Given exercise = Copy out the records in full, word for word, without pictures.
^^^^^^^^^^^^^^^^
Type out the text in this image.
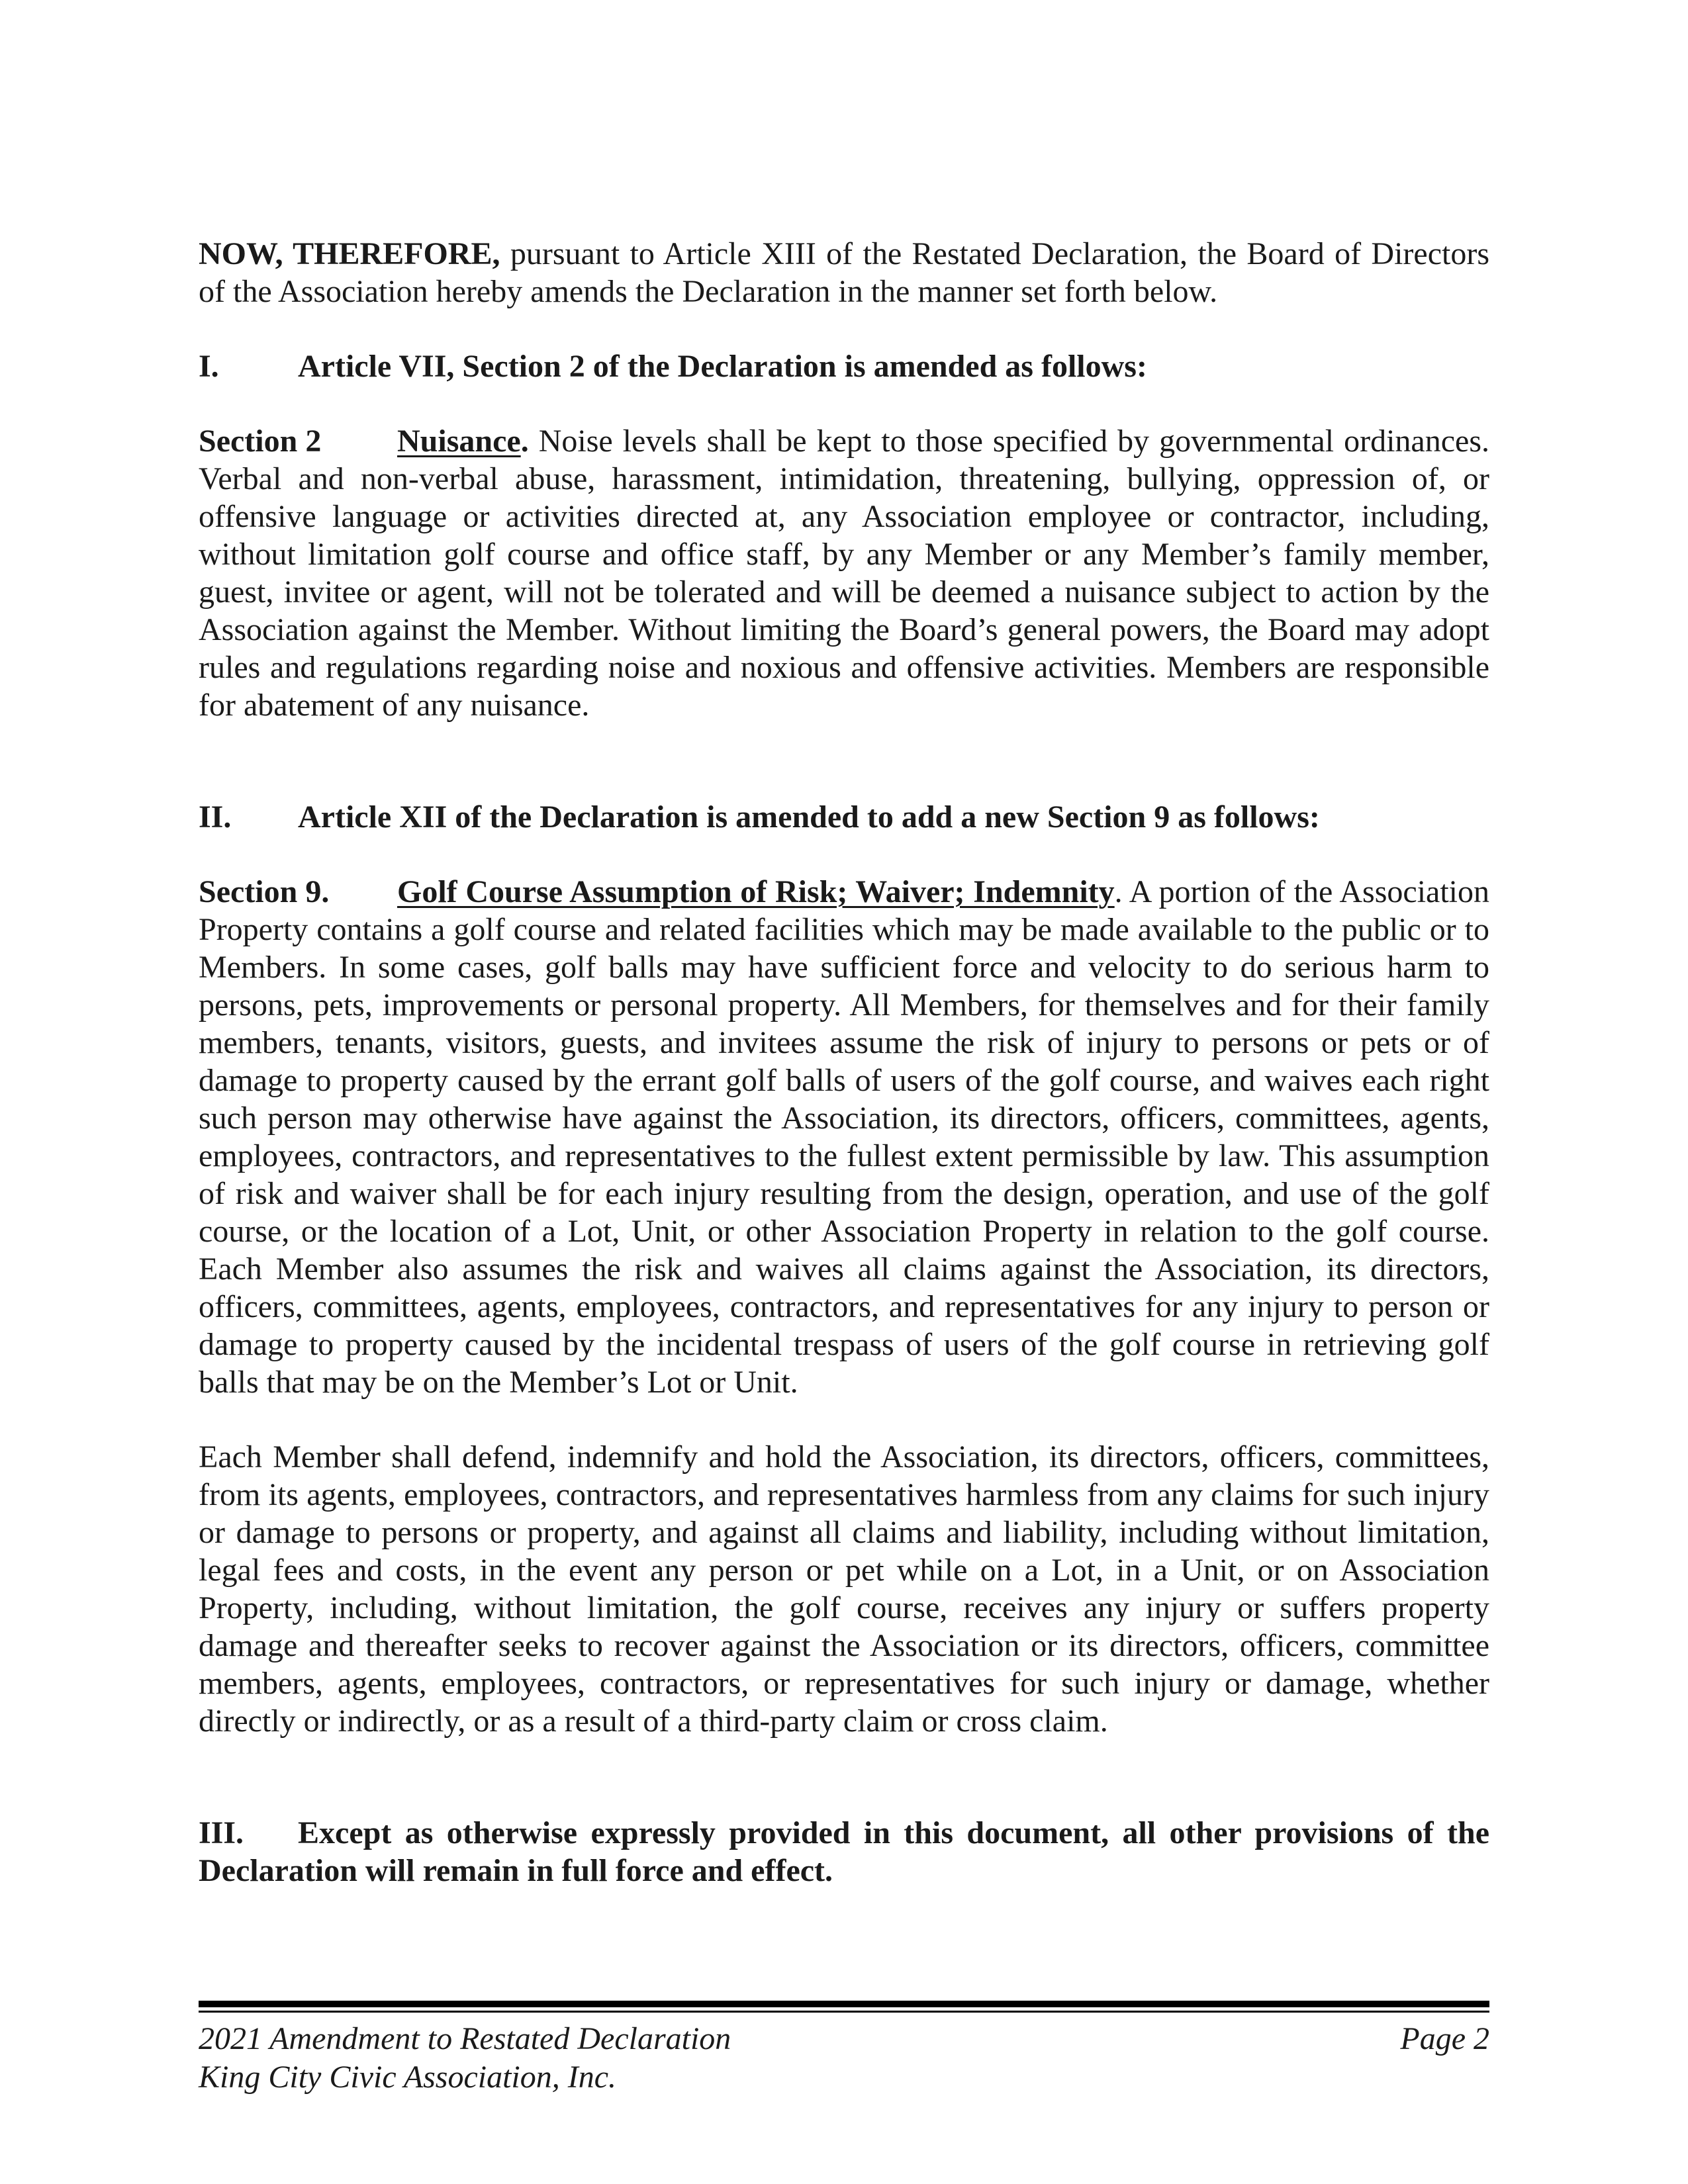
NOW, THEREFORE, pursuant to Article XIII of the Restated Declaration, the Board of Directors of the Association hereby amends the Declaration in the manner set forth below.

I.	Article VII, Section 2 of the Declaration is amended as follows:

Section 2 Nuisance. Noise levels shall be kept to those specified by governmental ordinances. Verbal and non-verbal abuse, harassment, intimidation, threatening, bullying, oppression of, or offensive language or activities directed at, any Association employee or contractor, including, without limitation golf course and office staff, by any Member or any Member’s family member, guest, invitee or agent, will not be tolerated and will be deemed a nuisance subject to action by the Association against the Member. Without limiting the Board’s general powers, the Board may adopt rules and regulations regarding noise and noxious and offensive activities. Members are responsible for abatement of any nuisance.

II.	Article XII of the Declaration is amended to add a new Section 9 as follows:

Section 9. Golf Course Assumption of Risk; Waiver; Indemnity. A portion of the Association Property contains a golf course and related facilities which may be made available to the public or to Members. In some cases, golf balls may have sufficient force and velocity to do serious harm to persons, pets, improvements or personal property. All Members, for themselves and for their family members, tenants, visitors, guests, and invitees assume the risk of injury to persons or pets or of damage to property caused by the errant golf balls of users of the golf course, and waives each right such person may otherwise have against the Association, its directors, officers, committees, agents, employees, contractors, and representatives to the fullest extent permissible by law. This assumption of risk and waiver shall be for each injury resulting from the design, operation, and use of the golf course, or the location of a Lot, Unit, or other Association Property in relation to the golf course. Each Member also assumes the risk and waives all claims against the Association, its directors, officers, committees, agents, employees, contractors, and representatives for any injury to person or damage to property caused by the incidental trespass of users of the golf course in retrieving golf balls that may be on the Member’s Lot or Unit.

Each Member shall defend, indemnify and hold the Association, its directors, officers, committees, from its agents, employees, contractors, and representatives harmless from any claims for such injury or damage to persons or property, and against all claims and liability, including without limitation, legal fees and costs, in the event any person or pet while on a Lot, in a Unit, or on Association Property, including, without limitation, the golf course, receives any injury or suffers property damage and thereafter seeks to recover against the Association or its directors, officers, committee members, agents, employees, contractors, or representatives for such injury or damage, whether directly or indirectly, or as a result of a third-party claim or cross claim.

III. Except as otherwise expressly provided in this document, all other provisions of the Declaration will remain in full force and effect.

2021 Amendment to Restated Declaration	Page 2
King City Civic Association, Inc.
^^^^^^^^^^^^^^^^
Finished answer =
Type out the text in this image.
NOW, THEREFORE, pursuant to Article XIII of the Restated Declaration, the Board of Directors of the Association hereby amends the Declaration in the manner set forth below.

I.	Article VII, Section 2 of the Declaration is amended as follows:

Section 2 Nuisance. Noise levels shall be kept to those specified by governmental ordinances. Verbal and non-verbal abuse, harassment, intimidation, threatening, bullying, oppression of, or offensive language or activities directed at, any Association employee or contractor, including, without limitation golf course and office staff, by any Member or any Member’s family member, guest, invitee or agent, will not be tolerated and will be deemed a nuisance subject to action by the Association against the Member. Without limiting the Board’s general powers, the Board may adopt rules and regulations regarding noise and noxious and offensive activities. Members are responsible for abatement of any nuisance.

II.	Article XII of the Declaration is amended to add a new Section 9 as follows:

Section 9. Golf Course Assumption of Risk; Waiver; Indemnity. A portion of the Association Property contains a golf course and related facilities which may be made available to the public or to Members. In some cases, golf balls may have sufficient force and velocity to do serious harm to persons, pets, improvements or personal property. All Members, for themselves and for their family members, tenants, visitors, guests, and invitees assume the risk of injury to persons or pets or of damage to property caused by the errant golf balls of users of the golf course, and waives each right such person may otherwise have against the Association, its directors, officers, committees, agents, employees, contractors, and representatives to the fullest extent permissible by law. This assumption of risk and waiver shall be for each injury resulting from the design, operation, and use of the golf course, or the location of a Lot, Unit, or other Association Property in relation to the golf course. Each Member also assumes the risk and waives all claims against the Association, its directors, officers, committees, agents, employees, contractors, and representatives for any injury to person or damage to property caused by the incidental trespass of users of the golf course in retrieving golf balls that may be on the Member’s Lot or Unit.

Each Member shall defend, indemnify and hold the Association, its directors, officers, committees, from its agents, employees, contractors, and representatives harmless from any claims for such injury or damage to persons or property, and against all claims and liability, including without limitation, legal fees and costs, in the event any person or pet while on a Lot, in a Unit, or on Association Property, including, without limitation, the golf course, receives any injury or suffers property damage and thereafter seeks to recover against the Association or its directors, officers, committee members, agents, employees, contractors, or representatives for such injury or damage, whether directly or indirectly, or as a result of a third-party claim or cross claim.

III. Except as otherwise expressly provided in this document, all other provisions of the Declaration will remain in full force and effect.

2021 Amendment to Restated Declaration	Page 2
King City Civic Association, Inc.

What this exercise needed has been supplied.